§ **EXERCISE BRIEF**
Transcribe the listing that follows in full, omitting pictures.

====================

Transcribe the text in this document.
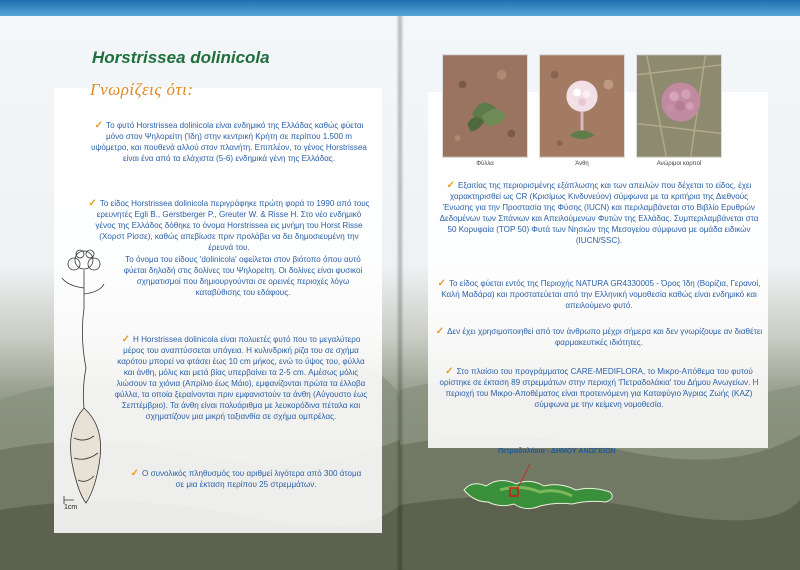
Horstrissea dolinicola
Γνωρίζεις ότι:
✓ Το φυτό Horstrissea dolinicola είναι ενδημικό της Ελλάδας καθώς φύεται μόνο στον Ψηλορείτη (Ίδη) στην κεντρική Κρήτη σε περίπου 1.500 m υψόμετρο, και πουθενά αλλού στον πλανήτη. Επιπλέον, το γένος Horstrissea είναι ένα από τα ελάχιστα (5-6) ενδημικά γένη της Ελλάδας.
✓ Το είδος Horstrissea dolinicola περιγράφηκε πρώτη φορά το 1990 από τους ερευνητές Egli B., Gerstberger P., Greuter W. & Risse H. Στο νέο ενδημικό γένος της Ελλάδος δόθηκε το όνομα Horstrissea εις μνήμη του Horst Risse (Χορστ Ρίσσε), καθώς απεβίωσε πριν προλάβει να δει δημοσιευμένη την έρευνά του.
Το όνομα του είδους 'dolinicola' οφείλεται στον βιότοπο όπου αυτό φύεται δηλαδή στις δολίνες του Ψηλορείτη. Οι δολίνες είναι φυσικοί σχηματισμοί που δημιουργούνται σε ορεινές περιοχές λόγω καταβύθισης του εδάφους.
✓ Η Horstrissea dolinicola είναι πολυετές φυτό που το μεγαλύτερο μέρος του αναπτύσσεται υπόγεια. Η κυλινδρική ρίζα του σε σχήμα καρότου μπορεί να φτάσει έως 10 cm μήκος, ενώ το ύψος του, φύλλα και άνθη, μόλις και μετά βίας υπερβαίνει τα 2-5 cm. Αμέσως μόλις λιώσουν τα χιόνια (Απρίλιο έως Μάιο), εμφανίζονται πρώτα τα έλλοβα φύλλα, τα οποία ξεραίνονται πριν εμφανιστούν τα άνθη (Αύγουστο έως Σεπτέμβριο). Τα άνθη είναι πολυάριθμα με λευκορόδινα πέταλα και σχηματίζουν μια μικρή ταξιανθία σε σχήμα ομπρέλας.
✓ Ο συνολικός πληθυσμός του αριθμεί λιγότερα από 300 άτομα σε μια έκταση περίπου 25 στρεμμάτων.
1cm
Φύλλα	Άνθη	Ανώριμοι καρποί
✓ Εξαιτίας της περιορισμένης εξάπλωσης και των απειλών που δέχεται το είδος, έχει χαρακτηρισθεί ως CR (Κρισίμως Κινδυνεύον) σύμφωνα με τα κριτήρια της Διεθνούς Ένωσης για την Προστασία της Φύσης (IUCN) και περιλαμβάνεται στο Βιβλίο Ερυθρών Δεδομένων των Σπάνιων και Απειλούμενων Φυτών της Ελλάδας. Συμπεριλαμβάνεται στα 50 Κορυφαία (TOP 50) Φυτά των Νησιών της Μεσογείου σύμφωνα με ομάδα ειδικών (IUCN/SSC).
✓ Το είδος φύεται εντός της Περιοχής NATURA GR4330005 - Όρος Ίδη (Βορίζια, Γερανοί, Καλή Μαδάρα) και προστατεύεται από την Ελληνική νομοθεσία καθώς είναι ενδημικό και απειλούμενο φυτό.
✓ Δεν έχει χρησιμοποιηθεί από τον άνθρωπο μέχρι σήμερα και δεν γνωρίζουμε αν διαθέτει φαρμακευτικές ιδιότητες.
✓ Στο πλαίσιο του προγράμματος CARE-MEDIFLORA, το Μικρο-Απόθεμα του φυτού ορίστηκε σε έκταση 89 στρεμμάτων στην περιοχή 'Πετραδολάκια' του Δήμου Ανωγείων. Η περιοχή του Μικρο-Αποθέματος είναι προτεινόμενη για Καταφύγιο Άγριας Ζωής (ΚΑΖ) σύμφωνα με την κείμενη νομοθεσία.
Πετραδολάκια - ΔΗΜΟΥ ΑΝΩΓΕΙΩΝ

====================

§ **SOLUTION BELOW**
Transcribe the text in this document.
Horstrissea dolinicola
Γνωρίζεις ότι:
✓ Το φυτό Horstrissea dolinicola είναι ενδημικό της Ελλάδας καθώς φύεται μόνο στον Ψηλορείτη (Ίδη) στην κεντρική Κρήτη σε περίπου 1.500 m υψόμετρο, και πουθενά αλλού στον πλανήτη. Επιπλέον, το γένος Horstrissea είναι ένα από τα ελάχιστα (5-6) ενδημικά γένη της Ελλάδας.
✓ Το είδος Horstrissea dolinicola περιγράφηκε πρώτη φορά το 1990 από τους ερευνητές Egli B., Gerstberger P., Greuter W. & Risse H. Στο νέο ενδημικό γένος της Ελλάδος δόθηκε το όνομα Horstrissea εις μνήμη του Horst Risse (Χορστ Ρίσσε), καθώς απεβίωσε πριν προλάβει να δει δημοσιευμένη την έρευνά του.
Το όνομα του είδους 'dolinicola' οφείλεται στον βιότοπο όπου αυτό φύεται δηλαδή στις δολίνες του Ψηλορείτη. Οι δολίνες είναι φυσικοί σχηματισμοί που δημιουργούνται σε ορεινές περιοχές λόγω καταβύθισης του εδάφους.
✓ Η Horstrissea dolinicola είναι πολυετές φυτό που το μεγαλύτερο μέρος του αναπτύσσεται υπόγεια. Η κυλινδρική ρίζα του σε σχήμα καρότου μπορεί να φτάσει έως 10 cm μήκος, ενώ το ύψος του, φύλλα και άνθη, μόλις και μετά βίας υπερβαίνει τα 2-5 cm. Αμέσως μόλις λιώσουν τα χιόνια (Απρίλιο έως Μάιο), εμφανίζονται πρώτα τα έλλοβα φύλλα, τα οποία ξεραίνονται πριν εμφανιστούν τα άνθη (Αύγουστο έως Σεπτέμβριο). Τα άνθη είναι πολυάριθμα με λευκορόδινα πέταλα και σχηματίζουν μια μικρή ταξιανθία σε σχήμα ομπρέλας.
✓ Ο συνολικός πληθυσμός του αριθμεί λιγότερα από 300 άτομα σε μια έκταση περίπου 25 στρεμμάτων.
1cm
Φύλλα	Άνθη	Ανώριμοι καρποί
✓ Εξαιτίας της περιορισμένης εξάπλωσης και των απειλών που δέχεται το είδος, έχει χαρακτηρισθεί ως CR (Κρισίμως Κινδυνεύον) σύμφωνα με τα κριτήρια της Διεθνούς Ένωσης για την Προστασία της Φύσης (IUCN) και περιλαμβάνεται στο Βιβλίο Ερυθρών Δεδομένων των Σπάνιων και Απειλούμενων Φυτών της Ελλάδας. Συμπεριλαμβάνεται στα 50 Κορυφαία (TOP 50) Φυτά των Νησιών της Μεσογείου σύμφωνα με ομάδα ειδικών (IUCN/SSC).
✓ Το είδος φύεται εντός της Περιοχής NATURA GR4330005 - Όρος Ίδη (Βορίζια, Γερανοί, Καλή Μαδάρα) και προστατεύεται από την Ελληνική νομοθεσία καθώς είναι ενδημικό και απειλούμενο φυτό.
✓ Δεν έχει χρησιμοποιηθεί από τον άνθρωπο μέχρι σήμερα και δεν γνωρίζουμε αν διαθέτει φαρμακευτικές ιδιότητες.
✓ Στο πλαίσιο του προγράμματος CARE-MEDIFLORA, το Μικρο-Απόθεμα του φυτού ορίστηκε σε έκταση 89 στρεμμάτων στην περιοχή 'Πετραδολάκια' του Δήμου Ανωγείων. Η περιοχή του Μικρο-Αποθέματος είναι προτεινόμενη για Καταφύγιο Άγριας Ζωής (ΚΑΖ) σύμφωνα με την κείμενη νομοθεσία.
Πετραδολάκια - ΔΗΜΟΥ ΑΝΩΓΕΙΩΝ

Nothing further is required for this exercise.